Select the lines that hold the word "отчасти" and copy each one.

— start of Source records —

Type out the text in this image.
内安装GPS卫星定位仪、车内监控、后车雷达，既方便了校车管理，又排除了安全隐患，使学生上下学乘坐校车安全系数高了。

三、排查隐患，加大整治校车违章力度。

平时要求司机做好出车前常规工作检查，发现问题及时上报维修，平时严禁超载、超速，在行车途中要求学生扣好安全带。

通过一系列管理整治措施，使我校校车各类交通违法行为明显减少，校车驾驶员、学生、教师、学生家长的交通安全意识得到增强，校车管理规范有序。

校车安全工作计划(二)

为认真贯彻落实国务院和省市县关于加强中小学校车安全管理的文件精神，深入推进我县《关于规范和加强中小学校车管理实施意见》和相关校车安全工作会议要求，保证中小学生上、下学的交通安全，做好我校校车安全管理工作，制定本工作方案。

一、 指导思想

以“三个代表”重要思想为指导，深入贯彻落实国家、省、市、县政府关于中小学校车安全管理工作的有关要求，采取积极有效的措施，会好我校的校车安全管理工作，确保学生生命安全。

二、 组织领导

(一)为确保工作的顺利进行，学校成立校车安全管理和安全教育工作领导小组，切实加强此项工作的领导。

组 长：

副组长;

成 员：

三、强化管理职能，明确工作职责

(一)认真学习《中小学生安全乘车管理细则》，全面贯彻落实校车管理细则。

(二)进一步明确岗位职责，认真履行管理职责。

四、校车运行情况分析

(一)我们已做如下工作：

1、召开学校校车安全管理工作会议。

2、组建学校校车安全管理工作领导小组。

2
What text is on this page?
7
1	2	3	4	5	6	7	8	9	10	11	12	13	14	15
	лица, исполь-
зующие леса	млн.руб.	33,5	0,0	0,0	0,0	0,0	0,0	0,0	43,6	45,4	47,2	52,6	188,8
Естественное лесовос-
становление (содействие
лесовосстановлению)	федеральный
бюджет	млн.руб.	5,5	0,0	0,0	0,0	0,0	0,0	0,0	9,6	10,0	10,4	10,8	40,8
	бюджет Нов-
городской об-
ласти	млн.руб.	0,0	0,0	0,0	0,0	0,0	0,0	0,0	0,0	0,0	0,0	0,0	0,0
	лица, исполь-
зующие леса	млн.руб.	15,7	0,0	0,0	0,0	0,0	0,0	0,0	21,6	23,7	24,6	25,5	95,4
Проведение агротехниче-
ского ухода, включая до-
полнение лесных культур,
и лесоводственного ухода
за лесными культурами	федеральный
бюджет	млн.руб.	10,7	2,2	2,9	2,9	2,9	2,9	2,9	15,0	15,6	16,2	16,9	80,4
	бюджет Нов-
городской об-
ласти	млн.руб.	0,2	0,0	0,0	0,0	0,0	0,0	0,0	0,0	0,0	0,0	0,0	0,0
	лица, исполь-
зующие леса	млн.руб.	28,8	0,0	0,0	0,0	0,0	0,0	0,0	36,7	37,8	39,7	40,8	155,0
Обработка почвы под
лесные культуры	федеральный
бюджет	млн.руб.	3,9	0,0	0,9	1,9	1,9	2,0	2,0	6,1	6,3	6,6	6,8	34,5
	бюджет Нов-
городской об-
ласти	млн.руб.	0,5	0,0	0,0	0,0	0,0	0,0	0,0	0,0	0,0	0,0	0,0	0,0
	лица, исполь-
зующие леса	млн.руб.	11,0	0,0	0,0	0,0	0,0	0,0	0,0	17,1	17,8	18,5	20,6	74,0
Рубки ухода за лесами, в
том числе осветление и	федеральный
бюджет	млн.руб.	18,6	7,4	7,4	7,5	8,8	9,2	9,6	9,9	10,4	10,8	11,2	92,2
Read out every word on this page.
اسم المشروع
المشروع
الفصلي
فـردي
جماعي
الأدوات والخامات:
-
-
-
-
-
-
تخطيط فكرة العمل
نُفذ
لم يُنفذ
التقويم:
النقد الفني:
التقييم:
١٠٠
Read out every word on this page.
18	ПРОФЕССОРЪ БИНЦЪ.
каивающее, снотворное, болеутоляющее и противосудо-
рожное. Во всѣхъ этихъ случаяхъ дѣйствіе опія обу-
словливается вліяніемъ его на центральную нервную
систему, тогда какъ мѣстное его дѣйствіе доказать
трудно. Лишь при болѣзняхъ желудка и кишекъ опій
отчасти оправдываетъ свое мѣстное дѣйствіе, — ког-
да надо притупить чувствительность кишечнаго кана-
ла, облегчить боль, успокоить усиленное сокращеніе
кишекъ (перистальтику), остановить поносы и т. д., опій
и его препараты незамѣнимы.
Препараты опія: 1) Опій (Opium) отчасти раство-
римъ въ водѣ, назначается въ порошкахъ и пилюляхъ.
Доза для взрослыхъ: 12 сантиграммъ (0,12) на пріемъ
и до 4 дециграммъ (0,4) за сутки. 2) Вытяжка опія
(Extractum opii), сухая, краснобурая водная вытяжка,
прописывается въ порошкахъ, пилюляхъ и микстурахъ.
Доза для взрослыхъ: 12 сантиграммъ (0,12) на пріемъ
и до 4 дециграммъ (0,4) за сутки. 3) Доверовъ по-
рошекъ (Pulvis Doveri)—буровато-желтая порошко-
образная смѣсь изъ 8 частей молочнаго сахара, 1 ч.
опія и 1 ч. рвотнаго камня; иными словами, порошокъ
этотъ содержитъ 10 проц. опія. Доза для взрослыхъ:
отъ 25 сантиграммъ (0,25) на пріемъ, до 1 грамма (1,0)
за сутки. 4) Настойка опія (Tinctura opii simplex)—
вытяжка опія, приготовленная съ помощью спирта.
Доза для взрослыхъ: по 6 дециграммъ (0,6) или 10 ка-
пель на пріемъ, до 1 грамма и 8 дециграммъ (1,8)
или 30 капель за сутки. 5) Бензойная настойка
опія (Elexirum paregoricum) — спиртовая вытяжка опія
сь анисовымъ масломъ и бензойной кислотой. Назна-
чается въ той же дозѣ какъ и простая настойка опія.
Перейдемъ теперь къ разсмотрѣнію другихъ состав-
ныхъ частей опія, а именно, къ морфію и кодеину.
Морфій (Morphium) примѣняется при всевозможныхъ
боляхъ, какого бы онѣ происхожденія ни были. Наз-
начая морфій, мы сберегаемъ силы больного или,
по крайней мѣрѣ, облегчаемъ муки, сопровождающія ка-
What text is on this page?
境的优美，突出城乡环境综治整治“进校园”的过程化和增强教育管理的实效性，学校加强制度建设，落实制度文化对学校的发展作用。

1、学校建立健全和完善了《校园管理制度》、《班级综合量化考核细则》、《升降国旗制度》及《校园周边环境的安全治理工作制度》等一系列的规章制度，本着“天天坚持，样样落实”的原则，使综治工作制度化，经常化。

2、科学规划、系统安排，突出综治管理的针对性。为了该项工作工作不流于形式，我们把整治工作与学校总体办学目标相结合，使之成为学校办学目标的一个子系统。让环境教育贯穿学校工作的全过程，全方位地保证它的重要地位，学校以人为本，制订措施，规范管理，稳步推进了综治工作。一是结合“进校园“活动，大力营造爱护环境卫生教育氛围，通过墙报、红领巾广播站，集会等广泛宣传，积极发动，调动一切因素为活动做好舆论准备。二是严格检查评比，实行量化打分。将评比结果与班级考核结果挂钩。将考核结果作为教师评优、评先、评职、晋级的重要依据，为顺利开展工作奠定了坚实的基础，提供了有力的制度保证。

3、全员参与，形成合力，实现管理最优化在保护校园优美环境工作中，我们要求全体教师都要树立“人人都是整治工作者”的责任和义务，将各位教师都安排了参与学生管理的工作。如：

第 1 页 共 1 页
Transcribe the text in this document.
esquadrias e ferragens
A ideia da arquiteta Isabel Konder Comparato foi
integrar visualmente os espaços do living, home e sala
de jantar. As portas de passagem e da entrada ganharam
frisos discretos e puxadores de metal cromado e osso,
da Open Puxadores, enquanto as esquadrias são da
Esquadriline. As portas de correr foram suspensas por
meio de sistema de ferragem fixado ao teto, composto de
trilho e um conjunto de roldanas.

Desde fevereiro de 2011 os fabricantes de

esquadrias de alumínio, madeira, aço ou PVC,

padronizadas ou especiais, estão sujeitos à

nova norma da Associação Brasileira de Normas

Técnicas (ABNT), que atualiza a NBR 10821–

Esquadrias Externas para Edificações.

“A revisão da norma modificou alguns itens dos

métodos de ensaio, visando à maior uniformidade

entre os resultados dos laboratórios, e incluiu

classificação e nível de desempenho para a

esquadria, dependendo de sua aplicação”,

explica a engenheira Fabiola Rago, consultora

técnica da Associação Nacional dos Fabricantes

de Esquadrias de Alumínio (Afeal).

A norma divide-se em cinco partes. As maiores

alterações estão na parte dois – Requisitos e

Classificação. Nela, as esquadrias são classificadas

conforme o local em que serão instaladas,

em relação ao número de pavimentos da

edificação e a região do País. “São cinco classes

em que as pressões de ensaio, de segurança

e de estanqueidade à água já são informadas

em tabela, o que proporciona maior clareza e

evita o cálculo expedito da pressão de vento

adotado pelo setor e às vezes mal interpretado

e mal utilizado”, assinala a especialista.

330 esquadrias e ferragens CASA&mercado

— end of Source records —

• _Complete output_
отчасти оправдываетъ свое мѣстное дѣйствіе, — ког-
Препараты опія: 1) Опій (Opium) отчасти раство-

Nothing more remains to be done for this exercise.